Data records:
%%

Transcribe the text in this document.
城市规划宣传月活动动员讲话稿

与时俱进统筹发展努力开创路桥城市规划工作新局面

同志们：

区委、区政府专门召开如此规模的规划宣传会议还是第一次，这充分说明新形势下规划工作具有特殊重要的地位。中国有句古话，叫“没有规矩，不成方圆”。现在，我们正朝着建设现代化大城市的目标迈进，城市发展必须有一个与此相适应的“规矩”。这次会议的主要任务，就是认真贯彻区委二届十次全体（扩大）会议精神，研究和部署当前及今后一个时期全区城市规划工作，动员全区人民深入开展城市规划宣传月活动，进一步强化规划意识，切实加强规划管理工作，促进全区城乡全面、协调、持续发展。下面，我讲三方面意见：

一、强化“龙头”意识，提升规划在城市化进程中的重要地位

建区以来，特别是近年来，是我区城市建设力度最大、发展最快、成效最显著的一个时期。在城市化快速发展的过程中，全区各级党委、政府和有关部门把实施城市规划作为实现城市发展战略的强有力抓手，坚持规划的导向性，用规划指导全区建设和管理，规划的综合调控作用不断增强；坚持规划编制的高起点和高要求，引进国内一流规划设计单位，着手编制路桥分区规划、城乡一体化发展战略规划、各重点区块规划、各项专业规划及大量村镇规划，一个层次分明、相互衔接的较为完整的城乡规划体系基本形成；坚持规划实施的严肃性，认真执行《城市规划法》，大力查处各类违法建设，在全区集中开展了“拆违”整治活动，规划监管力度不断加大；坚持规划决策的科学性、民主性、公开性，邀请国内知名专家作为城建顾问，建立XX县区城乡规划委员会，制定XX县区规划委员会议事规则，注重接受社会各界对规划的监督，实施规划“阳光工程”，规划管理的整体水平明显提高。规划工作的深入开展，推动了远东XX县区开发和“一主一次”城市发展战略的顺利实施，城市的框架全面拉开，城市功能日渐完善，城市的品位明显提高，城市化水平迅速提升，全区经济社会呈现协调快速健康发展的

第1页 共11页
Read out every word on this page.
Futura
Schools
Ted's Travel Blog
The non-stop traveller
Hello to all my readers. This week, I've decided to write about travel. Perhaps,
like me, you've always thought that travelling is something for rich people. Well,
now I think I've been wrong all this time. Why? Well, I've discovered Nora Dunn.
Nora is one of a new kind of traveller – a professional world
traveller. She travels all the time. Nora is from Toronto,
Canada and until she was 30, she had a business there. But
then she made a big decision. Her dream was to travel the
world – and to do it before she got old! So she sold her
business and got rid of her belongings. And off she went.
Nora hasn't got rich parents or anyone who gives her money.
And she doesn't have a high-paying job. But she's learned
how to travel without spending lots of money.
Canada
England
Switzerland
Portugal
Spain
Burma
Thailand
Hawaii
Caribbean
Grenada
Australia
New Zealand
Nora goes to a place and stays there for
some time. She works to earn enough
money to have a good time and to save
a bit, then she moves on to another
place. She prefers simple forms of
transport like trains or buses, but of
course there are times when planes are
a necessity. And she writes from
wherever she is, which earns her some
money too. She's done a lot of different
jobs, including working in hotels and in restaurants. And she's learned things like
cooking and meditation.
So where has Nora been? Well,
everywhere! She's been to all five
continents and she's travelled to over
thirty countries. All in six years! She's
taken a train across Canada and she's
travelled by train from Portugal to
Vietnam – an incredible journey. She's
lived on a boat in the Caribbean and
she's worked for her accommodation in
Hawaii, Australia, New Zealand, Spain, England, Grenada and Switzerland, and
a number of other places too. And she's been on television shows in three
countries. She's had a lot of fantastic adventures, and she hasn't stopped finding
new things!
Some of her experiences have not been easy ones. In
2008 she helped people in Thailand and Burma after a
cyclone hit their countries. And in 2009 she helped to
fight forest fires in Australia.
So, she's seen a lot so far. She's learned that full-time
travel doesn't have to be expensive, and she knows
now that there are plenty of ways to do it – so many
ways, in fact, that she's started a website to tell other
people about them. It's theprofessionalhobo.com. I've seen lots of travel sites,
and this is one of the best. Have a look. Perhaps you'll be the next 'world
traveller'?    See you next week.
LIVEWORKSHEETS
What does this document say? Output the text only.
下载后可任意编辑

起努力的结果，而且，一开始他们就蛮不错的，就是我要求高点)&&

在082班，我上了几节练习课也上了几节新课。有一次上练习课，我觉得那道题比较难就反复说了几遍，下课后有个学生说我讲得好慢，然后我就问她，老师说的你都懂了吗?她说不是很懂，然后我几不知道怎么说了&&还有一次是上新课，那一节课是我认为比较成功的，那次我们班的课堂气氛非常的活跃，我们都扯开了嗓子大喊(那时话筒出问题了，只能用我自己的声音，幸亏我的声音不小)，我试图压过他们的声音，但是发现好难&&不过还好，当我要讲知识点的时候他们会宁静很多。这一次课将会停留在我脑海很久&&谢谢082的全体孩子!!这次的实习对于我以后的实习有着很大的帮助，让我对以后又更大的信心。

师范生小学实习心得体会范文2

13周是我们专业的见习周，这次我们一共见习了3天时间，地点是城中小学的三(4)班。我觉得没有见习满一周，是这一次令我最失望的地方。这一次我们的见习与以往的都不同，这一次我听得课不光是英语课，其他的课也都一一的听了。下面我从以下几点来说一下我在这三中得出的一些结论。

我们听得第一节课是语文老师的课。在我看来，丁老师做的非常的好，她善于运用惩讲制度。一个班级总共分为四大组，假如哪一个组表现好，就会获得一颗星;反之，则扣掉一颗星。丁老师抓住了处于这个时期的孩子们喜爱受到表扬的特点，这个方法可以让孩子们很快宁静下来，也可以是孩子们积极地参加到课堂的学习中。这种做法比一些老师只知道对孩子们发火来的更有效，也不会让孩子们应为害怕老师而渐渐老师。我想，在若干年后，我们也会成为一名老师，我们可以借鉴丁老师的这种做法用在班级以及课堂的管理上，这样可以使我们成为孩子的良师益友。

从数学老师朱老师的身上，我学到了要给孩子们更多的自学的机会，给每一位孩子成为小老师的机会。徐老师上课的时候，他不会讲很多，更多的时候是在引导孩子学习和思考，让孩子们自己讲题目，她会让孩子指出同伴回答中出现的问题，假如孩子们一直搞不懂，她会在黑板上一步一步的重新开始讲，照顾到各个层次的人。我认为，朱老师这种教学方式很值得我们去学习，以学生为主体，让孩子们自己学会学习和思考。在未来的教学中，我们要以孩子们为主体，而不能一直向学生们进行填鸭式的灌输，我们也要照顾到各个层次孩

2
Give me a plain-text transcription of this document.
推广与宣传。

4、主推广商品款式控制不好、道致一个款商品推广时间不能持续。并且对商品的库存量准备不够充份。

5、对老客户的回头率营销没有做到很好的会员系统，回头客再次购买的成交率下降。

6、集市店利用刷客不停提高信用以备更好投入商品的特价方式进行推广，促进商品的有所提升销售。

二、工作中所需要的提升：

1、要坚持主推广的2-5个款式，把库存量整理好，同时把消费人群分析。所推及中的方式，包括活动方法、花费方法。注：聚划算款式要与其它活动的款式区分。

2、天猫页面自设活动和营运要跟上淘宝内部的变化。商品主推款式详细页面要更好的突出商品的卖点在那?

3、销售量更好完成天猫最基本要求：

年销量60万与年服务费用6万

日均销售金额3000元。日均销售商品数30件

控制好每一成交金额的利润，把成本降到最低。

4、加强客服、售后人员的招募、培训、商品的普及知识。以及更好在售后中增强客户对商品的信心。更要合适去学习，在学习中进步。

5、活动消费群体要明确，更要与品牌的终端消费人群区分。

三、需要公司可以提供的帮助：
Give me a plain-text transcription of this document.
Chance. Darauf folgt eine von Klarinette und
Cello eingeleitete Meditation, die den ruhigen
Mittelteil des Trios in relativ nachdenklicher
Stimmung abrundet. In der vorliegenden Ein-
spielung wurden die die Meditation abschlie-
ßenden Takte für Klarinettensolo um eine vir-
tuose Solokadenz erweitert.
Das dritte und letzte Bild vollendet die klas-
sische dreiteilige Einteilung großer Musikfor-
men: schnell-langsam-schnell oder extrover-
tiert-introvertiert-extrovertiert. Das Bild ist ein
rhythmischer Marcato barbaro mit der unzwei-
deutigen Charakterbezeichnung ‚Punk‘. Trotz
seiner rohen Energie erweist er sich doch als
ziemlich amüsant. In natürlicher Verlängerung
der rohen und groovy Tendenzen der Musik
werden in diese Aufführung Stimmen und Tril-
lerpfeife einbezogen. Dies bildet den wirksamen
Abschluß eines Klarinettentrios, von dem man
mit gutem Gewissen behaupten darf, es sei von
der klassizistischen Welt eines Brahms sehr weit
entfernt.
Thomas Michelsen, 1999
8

%%

What is being asked: Copy out each line of the listing that holds "learned".

Exercise solution:
And she doesn't have a high-paying job. But she's learned
jobs, including working in hotels and in restaurants. And she's learned things like
So, she's seen a lot so far. She's learned that full-time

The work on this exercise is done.